Problem description:
This exercise calls for the listing to be set down exactly.

═════ Exercise data

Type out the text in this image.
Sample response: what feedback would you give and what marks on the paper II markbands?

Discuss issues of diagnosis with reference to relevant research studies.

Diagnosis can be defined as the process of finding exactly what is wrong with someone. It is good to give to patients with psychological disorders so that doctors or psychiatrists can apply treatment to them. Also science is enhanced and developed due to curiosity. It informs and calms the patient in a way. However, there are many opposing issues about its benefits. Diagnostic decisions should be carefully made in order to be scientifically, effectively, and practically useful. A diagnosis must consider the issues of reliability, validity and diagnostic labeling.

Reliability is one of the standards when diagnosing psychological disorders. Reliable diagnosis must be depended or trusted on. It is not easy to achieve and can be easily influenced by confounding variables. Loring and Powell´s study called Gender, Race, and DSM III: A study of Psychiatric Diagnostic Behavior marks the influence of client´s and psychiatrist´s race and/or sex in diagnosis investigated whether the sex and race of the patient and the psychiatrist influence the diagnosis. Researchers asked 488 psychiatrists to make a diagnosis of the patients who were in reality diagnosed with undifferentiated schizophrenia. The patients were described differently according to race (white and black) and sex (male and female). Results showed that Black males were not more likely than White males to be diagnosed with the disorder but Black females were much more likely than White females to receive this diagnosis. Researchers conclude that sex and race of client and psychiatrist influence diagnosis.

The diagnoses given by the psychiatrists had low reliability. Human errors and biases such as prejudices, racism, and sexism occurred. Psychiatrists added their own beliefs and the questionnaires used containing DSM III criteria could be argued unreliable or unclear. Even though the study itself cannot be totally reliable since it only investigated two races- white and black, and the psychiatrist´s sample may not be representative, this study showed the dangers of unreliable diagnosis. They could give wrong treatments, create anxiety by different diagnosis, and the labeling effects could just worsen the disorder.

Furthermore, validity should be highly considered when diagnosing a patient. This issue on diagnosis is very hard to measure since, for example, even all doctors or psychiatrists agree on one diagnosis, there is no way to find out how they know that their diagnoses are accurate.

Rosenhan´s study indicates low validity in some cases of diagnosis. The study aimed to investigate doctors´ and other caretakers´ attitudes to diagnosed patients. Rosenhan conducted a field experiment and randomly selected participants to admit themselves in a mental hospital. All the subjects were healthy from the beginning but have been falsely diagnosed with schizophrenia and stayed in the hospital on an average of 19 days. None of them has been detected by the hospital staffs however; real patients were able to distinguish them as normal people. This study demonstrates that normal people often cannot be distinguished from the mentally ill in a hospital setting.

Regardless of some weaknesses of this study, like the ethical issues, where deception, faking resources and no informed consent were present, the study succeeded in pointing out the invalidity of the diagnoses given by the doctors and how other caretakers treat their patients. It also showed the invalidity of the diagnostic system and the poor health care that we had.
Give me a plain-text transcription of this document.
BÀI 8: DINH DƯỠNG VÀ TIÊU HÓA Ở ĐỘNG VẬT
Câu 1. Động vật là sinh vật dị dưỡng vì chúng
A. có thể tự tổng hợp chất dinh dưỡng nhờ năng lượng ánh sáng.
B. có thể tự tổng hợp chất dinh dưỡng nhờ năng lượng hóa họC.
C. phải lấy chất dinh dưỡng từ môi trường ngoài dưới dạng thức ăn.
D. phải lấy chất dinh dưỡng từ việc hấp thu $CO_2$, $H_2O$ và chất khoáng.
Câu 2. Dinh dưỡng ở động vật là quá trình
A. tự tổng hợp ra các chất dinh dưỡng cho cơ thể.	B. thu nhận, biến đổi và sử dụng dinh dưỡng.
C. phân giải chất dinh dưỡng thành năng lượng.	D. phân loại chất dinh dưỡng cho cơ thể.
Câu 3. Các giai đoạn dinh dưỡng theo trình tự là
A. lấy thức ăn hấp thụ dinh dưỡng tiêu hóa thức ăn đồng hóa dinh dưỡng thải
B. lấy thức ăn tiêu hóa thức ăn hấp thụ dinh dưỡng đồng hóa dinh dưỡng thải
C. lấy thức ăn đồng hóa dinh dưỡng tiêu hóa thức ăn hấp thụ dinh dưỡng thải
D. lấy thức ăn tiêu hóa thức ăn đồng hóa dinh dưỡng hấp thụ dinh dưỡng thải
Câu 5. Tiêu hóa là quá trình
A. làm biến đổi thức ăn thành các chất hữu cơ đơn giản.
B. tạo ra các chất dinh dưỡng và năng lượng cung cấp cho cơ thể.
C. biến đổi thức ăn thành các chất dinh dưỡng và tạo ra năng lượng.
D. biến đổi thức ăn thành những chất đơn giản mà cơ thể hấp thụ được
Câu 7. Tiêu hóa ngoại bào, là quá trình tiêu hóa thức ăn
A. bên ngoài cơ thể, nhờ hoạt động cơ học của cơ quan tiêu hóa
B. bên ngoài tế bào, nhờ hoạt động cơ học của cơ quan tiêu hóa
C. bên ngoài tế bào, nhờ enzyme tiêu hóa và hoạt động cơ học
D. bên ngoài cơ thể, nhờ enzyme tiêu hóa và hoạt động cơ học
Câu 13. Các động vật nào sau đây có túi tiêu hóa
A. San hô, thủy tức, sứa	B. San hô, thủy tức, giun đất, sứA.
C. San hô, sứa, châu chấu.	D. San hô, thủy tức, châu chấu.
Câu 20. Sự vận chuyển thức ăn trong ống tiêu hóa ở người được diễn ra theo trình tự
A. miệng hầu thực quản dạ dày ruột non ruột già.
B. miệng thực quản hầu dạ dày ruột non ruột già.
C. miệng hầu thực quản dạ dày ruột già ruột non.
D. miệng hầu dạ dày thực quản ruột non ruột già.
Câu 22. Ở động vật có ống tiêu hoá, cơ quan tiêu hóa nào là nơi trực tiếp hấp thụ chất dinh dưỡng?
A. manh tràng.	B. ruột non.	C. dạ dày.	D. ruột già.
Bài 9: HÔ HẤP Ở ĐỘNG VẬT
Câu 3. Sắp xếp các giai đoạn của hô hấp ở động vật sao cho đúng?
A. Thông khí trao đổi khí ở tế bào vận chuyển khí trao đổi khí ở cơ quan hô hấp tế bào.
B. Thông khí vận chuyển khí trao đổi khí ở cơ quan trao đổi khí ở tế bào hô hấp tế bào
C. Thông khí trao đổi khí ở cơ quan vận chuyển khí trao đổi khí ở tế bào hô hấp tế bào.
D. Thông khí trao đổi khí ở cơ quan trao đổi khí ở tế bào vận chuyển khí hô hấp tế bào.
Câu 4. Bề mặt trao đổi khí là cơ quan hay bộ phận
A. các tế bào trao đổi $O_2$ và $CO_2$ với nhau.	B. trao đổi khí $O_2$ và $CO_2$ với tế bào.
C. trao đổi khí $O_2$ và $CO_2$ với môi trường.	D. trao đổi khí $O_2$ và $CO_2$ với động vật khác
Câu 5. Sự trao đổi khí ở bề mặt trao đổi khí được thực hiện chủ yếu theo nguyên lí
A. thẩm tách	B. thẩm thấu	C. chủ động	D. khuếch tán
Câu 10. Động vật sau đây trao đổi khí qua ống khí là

══════════

Answer to this problem:
Type out the text in this image.
Sample response: what feedback would you give and what marks on the paper II markbands?

Discuss issues of diagnosis with reference to relevant research studies.

Diagnosis can be defined as the process of finding exactly what is wrong with someone. It is good to give to patients with psychological disorders so that doctors or psychiatrists can apply treatment to them. Also science is enhanced and developed due to curiosity. It informs and calms the patient in a way. However, there are many opposing issues about its benefits. Diagnostic decisions should be carefully made in order to be scientifically, effectively, and practically useful. A diagnosis must consider the issues of reliability, validity and diagnostic labeling.

Reliability is one of the standards when diagnosing psychological disorders. Reliable diagnosis must be depended or trusted on. It is not easy to achieve and can be easily influenced by confounding variables. Loring and Powell´s study called Gender, Race, and DSM III: A study of Psychiatric Diagnostic Behavior marks the influence of client´s and psychiatrist´s race and/or sex in diagnosis investigated whether the sex and race of the patient and the psychiatrist influence the diagnosis. Researchers asked 488 psychiatrists to make a diagnosis of the patients who were in reality diagnosed with undifferentiated schizophrenia. The patients were described differently according to race (white and black) and sex (male and female). Results showed that Black males were not more likely than White males to be diagnosed with the disorder but Black females were much more likely than White females to receive this diagnosis. Researchers conclude that sex and race of client and psychiatrist influence diagnosis.

The diagnoses given by the psychiatrists had low reliability. Human errors and biases such as prejudices, racism, and sexism occurred. Psychiatrists added their own beliefs and the questionnaires used containing DSM III criteria could be argued unreliable or unclear. Even though the study itself cannot be totally reliable since it only investigated two races- white and black, and the psychiatrist´s sample may not be representative, this study showed the dangers of unreliable diagnosis. They could give wrong treatments, create anxiety by different diagnosis, and the labeling effects could just worsen the disorder.

Furthermore, validity should be highly considered when diagnosing a patient. This issue on diagnosis is very hard to measure since, for example, even all doctors or psychiatrists agree on one diagnosis, there is no way to find out how they know that their diagnoses are accurate.

Rosenhan´s study indicates low validity in some cases of diagnosis. The study aimed to investigate doctors´ and other caretakers´ attitudes to diagnosed patients. Rosenhan conducted a field experiment and randomly selected participants to admit themselves in a mental hospital. All the subjects were healthy from the beginning but have been falsely diagnosed with schizophrenia and stayed in the hospital on an average of 19 days. None of them has been detected by the hospital staffs however; real patients were able to distinguish them as normal people. This study demonstrates that normal people often cannot be distinguished from the mentally ill in a hospital setting.

Regardless of some weaknesses of this study, like the ethical issues, where deception, faking resources and no informed consent were present, the study succeeded in pointing out the invalidity of the diagnoses given by the doctors and how other caretakers treat their patients. It also showed the invalidity of the diagnostic system and the poor health care that we had.
Give me a plain-text transcription of this document.
BÀI 8: DINH DƯỠNG VÀ TIÊU HÓA Ở ĐỘNG VẬT
Câu 1. Động vật là sinh vật dị dưỡng vì chúng
A. có thể tự tổng hợp chất dinh dưỡng nhờ năng lượng ánh sáng.
B. có thể tự tổng hợp chất dinh dưỡng nhờ năng lượng hóa họC.
C. phải lấy chất dinh dưỡng từ môi trường ngoài dưới dạng thức ăn.
D. phải lấy chất dinh dưỡng từ việc hấp thu $CO_2$, $H_2O$ và chất khoáng.
Câu 2. Dinh dưỡng ở động vật là quá trình
A. tự tổng hợp ra các chất dinh dưỡng cho cơ thể.	B. thu nhận, biến đổi và sử dụng dinh dưỡng.
C. phân giải chất dinh dưỡng thành năng lượng.	D. phân loại chất dinh dưỡng cho cơ thể.
Câu 3. Các giai đoạn dinh dưỡng theo trình tự là
A. lấy thức ăn hấp thụ dinh dưỡng tiêu hóa thức ăn đồng hóa dinh dưỡng thải
B. lấy thức ăn tiêu hóa thức ăn hấp thụ dinh dưỡng đồng hóa dinh dưỡng thải
C. lấy thức ăn đồng hóa dinh dưỡng tiêu hóa thức ăn hấp thụ dinh dưỡng thải
D. lấy thức ăn tiêu hóa thức ăn đồng hóa dinh dưỡng hấp thụ dinh dưỡng thải
Câu 5. Tiêu hóa là quá trình
A. làm biến đổi thức ăn thành các chất hữu cơ đơn giản.
B. tạo ra các chất dinh dưỡng và năng lượng cung cấp cho cơ thể.
C. biến đổi thức ăn thành các chất dinh dưỡng và tạo ra năng lượng.
D. biến đổi thức ăn thành những chất đơn giản mà cơ thể hấp thụ được
Câu 7. Tiêu hóa ngoại bào, là quá trình tiêu hóa thức ăn
A. bên ngoài cơ thể, nhờ hoạt động cơ học của cơ quan tiêu hóa
B. bên ngoài tế bào, nhờ hoạt động cơ học của cơ quan tiêu hóa
C. bên ngoài tế bào, nhờ enzyme tiêu hóa và hoạt động cơ học
D. bên ngoài cơ thể, nhờ enzyme tiêu hóa và hoạt động cơ học
Câu 13. Các động vật nào sau đây có túi tiêu hóa
A. San hô, thủy tức, sứa	B. San hô, thủy tức, giun đất, sứA.
C. San hô, sứa, châu chấu.	D. San hô, thủy tức, châu chấu.
Câu 20. Sự vận chuyển thức ăn trong ống tiêu hóa ở người được diễn ra theo trình tự
A. miệng hầu thực quản dạ dày ruột non ruột già.
B. miệng thực quản hầu dạ dày ruột non ruột già.
C. miệng hầu thực quản dạ dày ruột già ruột non.
D. miệng hầu dạ dày thực quản ruột non ruột già.
Câu 22. Ở động vật có ống tiêu hoá, cơ quan tiêu hóa nào là nơi trực tiếp hấp thụ chất dinh dưỡng?
A. manh tràng.	B. ruột non.	C. dạ dày.	D. ruột già.
Bài 9: HÔ HẤP Ở ĐỘNG VẬT
Câu 3. Sắp xếp các giai đoạn của hô hấp ở động vật sao cho đúng?
A. Thông khí trao đổi khí ở tế bào vận chuyển khí trao đổi khí ở cơ quan hô hấp tế bào.
B. Thông khí vận chuyển khí trao đổi khí ở cơ quan trao đổi khí ở tế bào hô hấp tế bào
C. Thông khí trao đổi khí ở cơ quan vận chuyển khí trao đổi khí ở tế bào hô hấp tế bào.
D. Thông khí trao đổi khí ở cơ quan trao đổi khí ở tế bào vận chuyển khí hô hấp tế bào.
Câu 4. Bề mặt trao đổi khí là cơ quan hay bộ phận
A. các tế bào trao đổi $O_2$ và $CO_2$ với nhau.	B. trao đổi khí $O_2$ và $CO_2$ với tế bào.
C. trao đổi khí $O_2$ và $CO_2$ với môi trường.	D. trao đổi khí $O_2$ và $CO_2$ với động vật khác
Câu 5. Sự trao đổi khí ở bề mặt trao đổi khí được thực hiện chủ yếu theo nguyên lí
A. thẩm tách	B. thẩm thấu	C. chủ động	D. khuếch tán
Câu 10. Động vật sau đây trao đổi khí qua ống khí là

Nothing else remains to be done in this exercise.